> [INSTRUCTION] Print every record below exactly as written.

> [PROVIDED MATERIAL]

>>

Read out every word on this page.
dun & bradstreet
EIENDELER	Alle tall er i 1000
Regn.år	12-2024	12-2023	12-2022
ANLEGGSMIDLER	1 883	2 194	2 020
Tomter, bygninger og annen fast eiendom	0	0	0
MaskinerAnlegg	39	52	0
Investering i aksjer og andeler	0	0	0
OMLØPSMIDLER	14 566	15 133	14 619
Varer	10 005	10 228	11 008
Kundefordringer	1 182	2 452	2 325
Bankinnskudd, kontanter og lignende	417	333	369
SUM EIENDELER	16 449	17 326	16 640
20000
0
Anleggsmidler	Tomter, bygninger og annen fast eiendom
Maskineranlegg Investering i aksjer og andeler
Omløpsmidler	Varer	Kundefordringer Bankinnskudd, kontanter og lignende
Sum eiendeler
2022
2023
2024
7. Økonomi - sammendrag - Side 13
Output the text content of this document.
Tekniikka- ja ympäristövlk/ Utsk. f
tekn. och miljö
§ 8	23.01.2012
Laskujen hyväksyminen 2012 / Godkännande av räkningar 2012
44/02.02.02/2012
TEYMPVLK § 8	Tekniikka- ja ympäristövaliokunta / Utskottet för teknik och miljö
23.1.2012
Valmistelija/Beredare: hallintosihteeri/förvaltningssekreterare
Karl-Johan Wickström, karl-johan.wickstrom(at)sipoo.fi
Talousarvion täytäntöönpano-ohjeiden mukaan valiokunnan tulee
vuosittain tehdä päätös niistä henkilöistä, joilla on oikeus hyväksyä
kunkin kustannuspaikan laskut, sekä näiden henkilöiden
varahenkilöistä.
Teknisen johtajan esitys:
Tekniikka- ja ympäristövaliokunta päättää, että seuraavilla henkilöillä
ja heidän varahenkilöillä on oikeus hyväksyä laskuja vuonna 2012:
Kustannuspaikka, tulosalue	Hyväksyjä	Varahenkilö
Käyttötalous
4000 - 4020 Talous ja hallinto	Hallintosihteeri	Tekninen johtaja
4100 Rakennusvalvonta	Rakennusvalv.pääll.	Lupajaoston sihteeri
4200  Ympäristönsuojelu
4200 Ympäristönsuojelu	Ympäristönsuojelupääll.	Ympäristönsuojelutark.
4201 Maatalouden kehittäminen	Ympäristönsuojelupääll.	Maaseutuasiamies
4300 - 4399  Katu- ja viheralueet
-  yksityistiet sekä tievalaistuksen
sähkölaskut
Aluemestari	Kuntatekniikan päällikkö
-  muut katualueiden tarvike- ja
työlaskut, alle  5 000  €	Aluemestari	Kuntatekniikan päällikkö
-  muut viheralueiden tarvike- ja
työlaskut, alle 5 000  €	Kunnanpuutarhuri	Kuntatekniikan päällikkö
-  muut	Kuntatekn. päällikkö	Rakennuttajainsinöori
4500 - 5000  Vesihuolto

<<

> [COMPLETED EXERCISE]
Read out every word on this page.
dun & bradstreet
EIENDELER	Alle tall er i 1000
Regn.år	12-2024	12-2023	12-2022
ANLEGGSMIDLER	1 883	2 194	2 020
Tomter, bygninger og annen fast eiendom	0	0	0
MaskinerAnlegg	39	52	0
Investering i aksjer og andeler	0	0	0
OMLØPSMIDLER	14 566	15 133	14 619
Varer	10 005	10 228	11 008
Kundefordringer	1 182	2 452	2 325
Bankinnskudd, kontanter og lignende	417	333	369
SUM EIENDELER	16 449	17 326	16 640
20000
0
Anleggsmidler	Tomter, bygninger og annen fast eiendom
Maskineranlegg Investering i aksjer og andeler
Omløpsmidler	Varer	Kundefordringer Bankinnskudd, kontanter og lignende
Sum eiendeler
2022
2023
2024
7. Økonomi - sammendrag - Side 13
Output the text content of this document.
Tekniikka- ja ympäristövlk/ Utsk. f
tekn. och miljö
§ 8	23.01.2012
Laskujen hyväksyminen 2012 / Godkännande av räkningar 2012
44/02.02.02/2012
TEYMPVLK § 8	Tekniikka- ja ympäristövaliokunta / Utskottet för teknik och miljö
23.1.2012
Valmistelija/Beredare: hallintosihteeri/förvaltningssekreterare
Karl-Johan Wickström, karl-johan.wickstrom(at)sipoo.fi
Talousarvion täytäntöönpano-ohjeiden mukaan valiokunnan tulee
vuosittain tehdä päätös niistä henkilöistä, joilla on oikeus hyväksyä
kunkin kustannuspaikan laskut, sekä näiden henkilöiden
varahenkilöistä.
Teknisen johtajan esitys:
Tekniikka- ja ympäristövaliokunta päättää, että seuraavilla henkilöillä
ja heidän varahenkilöillä on oikeus hyväksyä laskuja vuonna 2012:
Kustannuspaikka, tulosalue	Hyväksyjä	Varahenkilö
Käyttötalous
4000 - 4020 Talous ja hallinto	Hallintosihteeri	Tekninen johtaja
4100 Rakennusvalvonta	Rakennusvalv.pääll.	Lupajaoston sihteeri
4200  Ympäristönsuojelu
4200 Ympäristönsuojelu	Ympäristönsuojelupääll.	Ympäristönsuojelutark.
4201 Maatalouden kehittäminen	Ympäristönsuojelupääll.	Maaseutuasiamies
4300 - 4399  Katu- ja viheralueet
-  yksityistiet sekä tievalaistuksen
sähkölaskut
Aluemestari	Kuntatekniikan päällikkö
-  muut katualueiden tarvike- ja
työlaskut, alle  5 000  €	Aluemestari	Kuntatekniikan päällikkö
-  muut viheralueiden tarvike- ja
työlaskut, alle 5 000  €	Kunnanpuutarhuri	Kuntatekniikan päällikkö
-  muut	Kuntatekn. päällikkö	Rakennuttajainsinöori
4500 - 5000  Vesihuolto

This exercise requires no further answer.